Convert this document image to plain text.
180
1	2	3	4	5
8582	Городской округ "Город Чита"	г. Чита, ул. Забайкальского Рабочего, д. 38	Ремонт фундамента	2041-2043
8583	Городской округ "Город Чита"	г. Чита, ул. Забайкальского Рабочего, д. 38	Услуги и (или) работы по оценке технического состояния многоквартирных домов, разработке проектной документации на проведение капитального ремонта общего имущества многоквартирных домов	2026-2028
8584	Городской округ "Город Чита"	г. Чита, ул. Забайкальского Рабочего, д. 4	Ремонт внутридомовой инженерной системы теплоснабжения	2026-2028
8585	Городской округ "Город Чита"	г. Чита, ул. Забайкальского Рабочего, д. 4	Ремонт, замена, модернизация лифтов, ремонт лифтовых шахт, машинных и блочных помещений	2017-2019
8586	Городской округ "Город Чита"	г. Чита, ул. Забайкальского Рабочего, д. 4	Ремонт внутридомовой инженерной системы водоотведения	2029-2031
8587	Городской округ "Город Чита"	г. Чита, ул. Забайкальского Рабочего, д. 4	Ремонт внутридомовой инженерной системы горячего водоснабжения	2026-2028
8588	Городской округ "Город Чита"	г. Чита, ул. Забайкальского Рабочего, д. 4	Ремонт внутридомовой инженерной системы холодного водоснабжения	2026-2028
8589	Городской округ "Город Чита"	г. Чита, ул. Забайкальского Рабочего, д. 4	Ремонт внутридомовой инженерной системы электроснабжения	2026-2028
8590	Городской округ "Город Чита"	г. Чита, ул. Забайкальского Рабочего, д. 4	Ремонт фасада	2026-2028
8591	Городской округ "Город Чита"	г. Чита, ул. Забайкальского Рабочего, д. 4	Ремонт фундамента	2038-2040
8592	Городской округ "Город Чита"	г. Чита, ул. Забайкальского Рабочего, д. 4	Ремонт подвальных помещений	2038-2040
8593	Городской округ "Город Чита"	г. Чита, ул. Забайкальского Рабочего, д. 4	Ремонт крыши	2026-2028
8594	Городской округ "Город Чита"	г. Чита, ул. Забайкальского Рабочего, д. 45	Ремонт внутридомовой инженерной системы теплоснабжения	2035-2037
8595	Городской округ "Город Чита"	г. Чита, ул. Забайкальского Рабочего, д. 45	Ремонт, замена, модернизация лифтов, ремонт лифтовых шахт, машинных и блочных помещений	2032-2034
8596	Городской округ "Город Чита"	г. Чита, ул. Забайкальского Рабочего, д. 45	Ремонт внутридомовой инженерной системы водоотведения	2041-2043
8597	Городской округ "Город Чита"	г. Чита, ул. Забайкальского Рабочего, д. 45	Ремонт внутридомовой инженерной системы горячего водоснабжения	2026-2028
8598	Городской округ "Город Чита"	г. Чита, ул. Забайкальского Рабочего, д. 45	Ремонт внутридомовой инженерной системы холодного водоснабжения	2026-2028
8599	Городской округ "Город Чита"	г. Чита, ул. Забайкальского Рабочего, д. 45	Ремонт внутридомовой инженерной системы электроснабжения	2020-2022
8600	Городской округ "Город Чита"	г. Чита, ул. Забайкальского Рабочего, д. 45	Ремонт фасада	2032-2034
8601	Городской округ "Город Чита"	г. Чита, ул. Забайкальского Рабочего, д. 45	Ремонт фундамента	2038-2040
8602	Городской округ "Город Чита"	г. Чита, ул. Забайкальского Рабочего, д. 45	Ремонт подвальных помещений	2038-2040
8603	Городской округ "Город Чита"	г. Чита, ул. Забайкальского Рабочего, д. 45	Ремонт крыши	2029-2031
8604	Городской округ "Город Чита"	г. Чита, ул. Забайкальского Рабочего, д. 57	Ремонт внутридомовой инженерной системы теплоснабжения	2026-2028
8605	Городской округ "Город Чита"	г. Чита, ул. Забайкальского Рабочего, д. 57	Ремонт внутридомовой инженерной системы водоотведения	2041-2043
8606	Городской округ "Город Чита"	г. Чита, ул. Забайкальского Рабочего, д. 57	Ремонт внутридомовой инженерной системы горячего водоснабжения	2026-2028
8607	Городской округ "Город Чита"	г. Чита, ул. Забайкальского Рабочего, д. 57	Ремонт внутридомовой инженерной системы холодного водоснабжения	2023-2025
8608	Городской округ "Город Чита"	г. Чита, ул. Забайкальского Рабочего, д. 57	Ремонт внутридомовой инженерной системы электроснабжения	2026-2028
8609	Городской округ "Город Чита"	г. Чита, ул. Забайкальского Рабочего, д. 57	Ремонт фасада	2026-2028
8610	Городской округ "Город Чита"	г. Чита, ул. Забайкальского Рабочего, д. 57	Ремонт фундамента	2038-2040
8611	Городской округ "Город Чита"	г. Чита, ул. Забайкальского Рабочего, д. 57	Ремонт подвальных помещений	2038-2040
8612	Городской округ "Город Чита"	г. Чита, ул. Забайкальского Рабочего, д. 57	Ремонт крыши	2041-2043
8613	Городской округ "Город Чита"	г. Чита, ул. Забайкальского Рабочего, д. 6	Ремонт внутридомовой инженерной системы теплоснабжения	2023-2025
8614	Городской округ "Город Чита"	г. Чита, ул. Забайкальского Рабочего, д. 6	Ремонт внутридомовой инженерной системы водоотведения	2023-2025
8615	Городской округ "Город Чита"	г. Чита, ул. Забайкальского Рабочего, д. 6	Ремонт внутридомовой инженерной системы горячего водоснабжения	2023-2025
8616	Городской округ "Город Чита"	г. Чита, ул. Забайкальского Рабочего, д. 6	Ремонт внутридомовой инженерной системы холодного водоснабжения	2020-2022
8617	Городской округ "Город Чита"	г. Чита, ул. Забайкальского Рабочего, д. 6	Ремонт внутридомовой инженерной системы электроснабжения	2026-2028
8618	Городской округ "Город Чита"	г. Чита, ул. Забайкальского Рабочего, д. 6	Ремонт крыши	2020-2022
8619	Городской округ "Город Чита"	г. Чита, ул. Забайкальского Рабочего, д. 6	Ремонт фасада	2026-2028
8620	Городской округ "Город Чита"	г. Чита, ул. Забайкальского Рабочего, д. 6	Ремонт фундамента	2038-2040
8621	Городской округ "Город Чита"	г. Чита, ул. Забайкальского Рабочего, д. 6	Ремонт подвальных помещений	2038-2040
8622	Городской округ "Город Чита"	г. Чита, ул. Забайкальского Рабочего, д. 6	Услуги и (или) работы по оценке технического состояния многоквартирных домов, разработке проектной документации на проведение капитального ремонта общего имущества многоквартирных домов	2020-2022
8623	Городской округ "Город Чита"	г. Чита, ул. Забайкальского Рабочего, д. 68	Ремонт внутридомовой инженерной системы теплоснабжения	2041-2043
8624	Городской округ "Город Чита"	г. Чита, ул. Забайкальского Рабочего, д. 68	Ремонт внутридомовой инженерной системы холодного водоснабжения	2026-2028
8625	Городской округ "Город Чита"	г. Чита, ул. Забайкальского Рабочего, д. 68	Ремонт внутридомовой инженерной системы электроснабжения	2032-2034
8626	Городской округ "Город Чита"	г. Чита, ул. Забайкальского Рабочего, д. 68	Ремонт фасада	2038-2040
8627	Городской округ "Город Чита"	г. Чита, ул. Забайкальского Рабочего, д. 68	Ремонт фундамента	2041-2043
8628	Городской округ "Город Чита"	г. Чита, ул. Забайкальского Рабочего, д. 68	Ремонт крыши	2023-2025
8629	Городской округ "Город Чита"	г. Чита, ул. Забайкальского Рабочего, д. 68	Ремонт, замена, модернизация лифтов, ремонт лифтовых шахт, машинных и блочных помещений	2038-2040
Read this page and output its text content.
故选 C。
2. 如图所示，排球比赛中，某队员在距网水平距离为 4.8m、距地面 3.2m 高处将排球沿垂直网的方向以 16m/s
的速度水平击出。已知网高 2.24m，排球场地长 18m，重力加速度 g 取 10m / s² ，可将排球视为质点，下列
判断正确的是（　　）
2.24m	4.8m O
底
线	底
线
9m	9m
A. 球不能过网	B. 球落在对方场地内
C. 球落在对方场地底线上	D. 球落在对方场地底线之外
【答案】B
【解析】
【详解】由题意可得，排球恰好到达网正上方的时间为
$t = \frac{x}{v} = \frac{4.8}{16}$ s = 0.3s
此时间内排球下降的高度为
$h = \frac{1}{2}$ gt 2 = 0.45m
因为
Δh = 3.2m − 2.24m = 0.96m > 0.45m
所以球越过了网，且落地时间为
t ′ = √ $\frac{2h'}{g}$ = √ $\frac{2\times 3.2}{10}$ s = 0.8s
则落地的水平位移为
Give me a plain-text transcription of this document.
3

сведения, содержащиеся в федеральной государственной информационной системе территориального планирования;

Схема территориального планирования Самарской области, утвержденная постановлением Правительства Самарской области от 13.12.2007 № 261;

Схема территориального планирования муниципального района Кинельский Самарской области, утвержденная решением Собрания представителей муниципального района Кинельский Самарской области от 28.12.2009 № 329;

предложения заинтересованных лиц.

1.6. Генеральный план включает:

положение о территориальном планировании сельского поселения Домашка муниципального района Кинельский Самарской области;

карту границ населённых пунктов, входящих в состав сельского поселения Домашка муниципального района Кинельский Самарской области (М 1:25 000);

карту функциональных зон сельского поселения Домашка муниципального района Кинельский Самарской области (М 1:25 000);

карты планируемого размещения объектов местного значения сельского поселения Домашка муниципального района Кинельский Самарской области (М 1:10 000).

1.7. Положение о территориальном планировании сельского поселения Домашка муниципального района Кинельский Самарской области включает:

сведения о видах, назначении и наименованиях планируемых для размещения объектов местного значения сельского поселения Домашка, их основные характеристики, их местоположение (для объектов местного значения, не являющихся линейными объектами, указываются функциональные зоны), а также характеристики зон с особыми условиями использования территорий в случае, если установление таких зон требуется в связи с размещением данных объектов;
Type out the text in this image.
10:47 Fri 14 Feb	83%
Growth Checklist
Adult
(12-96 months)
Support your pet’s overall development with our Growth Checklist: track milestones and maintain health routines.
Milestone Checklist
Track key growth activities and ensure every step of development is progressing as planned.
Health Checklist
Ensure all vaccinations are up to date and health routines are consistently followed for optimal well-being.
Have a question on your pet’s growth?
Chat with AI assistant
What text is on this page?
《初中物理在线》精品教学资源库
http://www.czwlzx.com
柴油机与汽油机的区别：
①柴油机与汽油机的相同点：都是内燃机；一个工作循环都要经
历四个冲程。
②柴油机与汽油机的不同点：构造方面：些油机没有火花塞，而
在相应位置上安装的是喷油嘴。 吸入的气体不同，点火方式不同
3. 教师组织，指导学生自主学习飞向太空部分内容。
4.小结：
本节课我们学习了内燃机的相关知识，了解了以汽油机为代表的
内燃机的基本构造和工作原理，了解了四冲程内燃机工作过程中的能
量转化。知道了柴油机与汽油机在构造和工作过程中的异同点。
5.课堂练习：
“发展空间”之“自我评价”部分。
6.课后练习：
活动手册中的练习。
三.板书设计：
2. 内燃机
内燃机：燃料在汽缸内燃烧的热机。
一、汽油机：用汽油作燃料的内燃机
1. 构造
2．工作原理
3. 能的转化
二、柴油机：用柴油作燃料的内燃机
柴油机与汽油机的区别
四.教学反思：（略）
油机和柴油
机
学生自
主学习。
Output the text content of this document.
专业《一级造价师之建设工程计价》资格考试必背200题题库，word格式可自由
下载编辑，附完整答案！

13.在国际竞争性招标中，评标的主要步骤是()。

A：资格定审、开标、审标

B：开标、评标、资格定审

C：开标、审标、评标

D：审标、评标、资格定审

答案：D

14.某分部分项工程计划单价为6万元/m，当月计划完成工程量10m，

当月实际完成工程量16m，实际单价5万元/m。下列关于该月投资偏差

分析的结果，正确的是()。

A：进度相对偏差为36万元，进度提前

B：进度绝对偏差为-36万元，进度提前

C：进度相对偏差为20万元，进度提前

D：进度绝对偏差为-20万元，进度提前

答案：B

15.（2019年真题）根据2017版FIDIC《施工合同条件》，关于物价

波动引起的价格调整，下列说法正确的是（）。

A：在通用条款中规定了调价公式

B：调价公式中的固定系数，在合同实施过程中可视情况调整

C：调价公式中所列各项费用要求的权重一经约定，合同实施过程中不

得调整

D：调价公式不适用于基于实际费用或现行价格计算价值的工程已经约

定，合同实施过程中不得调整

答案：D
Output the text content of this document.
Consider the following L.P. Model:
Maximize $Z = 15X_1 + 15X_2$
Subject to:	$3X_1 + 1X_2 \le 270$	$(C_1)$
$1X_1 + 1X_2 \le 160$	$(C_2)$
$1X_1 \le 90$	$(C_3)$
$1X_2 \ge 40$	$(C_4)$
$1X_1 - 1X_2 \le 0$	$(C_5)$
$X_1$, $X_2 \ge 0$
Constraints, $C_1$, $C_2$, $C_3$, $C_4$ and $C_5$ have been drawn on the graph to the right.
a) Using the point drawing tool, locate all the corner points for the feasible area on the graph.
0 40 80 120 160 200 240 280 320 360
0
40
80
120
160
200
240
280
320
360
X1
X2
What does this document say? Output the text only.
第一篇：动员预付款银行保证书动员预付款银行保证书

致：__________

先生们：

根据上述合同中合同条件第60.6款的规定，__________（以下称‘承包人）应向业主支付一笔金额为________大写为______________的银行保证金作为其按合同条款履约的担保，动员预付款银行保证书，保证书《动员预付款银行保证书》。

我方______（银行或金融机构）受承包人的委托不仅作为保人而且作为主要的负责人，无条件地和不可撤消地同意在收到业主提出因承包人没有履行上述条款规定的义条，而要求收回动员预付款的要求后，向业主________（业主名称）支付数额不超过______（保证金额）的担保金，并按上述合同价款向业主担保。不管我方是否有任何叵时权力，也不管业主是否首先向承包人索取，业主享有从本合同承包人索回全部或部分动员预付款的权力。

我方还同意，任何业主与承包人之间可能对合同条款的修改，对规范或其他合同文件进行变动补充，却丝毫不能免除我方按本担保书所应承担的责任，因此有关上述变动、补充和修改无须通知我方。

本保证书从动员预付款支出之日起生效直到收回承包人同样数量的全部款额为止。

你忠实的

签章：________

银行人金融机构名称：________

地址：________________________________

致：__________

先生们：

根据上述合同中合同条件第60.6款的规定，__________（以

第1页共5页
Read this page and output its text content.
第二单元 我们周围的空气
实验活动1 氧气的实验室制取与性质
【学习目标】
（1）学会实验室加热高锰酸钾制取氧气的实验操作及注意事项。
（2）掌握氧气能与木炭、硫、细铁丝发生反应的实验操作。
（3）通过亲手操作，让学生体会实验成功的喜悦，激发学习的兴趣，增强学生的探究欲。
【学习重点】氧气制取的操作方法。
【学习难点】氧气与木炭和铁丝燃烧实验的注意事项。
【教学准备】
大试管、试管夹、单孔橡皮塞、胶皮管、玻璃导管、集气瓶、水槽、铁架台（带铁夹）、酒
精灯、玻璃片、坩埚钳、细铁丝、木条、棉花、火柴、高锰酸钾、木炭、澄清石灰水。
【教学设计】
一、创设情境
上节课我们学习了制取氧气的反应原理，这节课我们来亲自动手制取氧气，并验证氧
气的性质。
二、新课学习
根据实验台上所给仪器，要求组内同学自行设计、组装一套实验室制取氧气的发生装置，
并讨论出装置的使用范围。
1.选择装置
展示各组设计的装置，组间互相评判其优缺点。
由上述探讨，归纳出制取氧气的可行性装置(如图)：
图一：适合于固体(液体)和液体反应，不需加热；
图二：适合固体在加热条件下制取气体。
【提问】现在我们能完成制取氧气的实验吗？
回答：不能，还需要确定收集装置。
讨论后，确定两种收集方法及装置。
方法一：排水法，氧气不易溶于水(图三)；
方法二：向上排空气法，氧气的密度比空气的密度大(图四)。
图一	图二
★ ★ ★ ★
▶ Exercise directions: Pull out all lines containing "работы".

▶ Task solution:
8583	Городской округ "Город Чита"	г. Чита, ул. Забайкальского Рабочего, д. 38	Услуги и (или) работы по оценке технического состояния многоквартирных домов, разработке проектной документации на проведение капитального ремонта общего имущества многоквартирных домов	2026-2028
8622	Городской округ "Город Чита"	г. Чита, ул. Забайкальского Рабочего, д. 6	Услуги и (или) работы по оценке технического состояния многоквартирных домов, разработке проектной документации на проведение капитального ремонта общего имущества многоквартирных домов	2020-2022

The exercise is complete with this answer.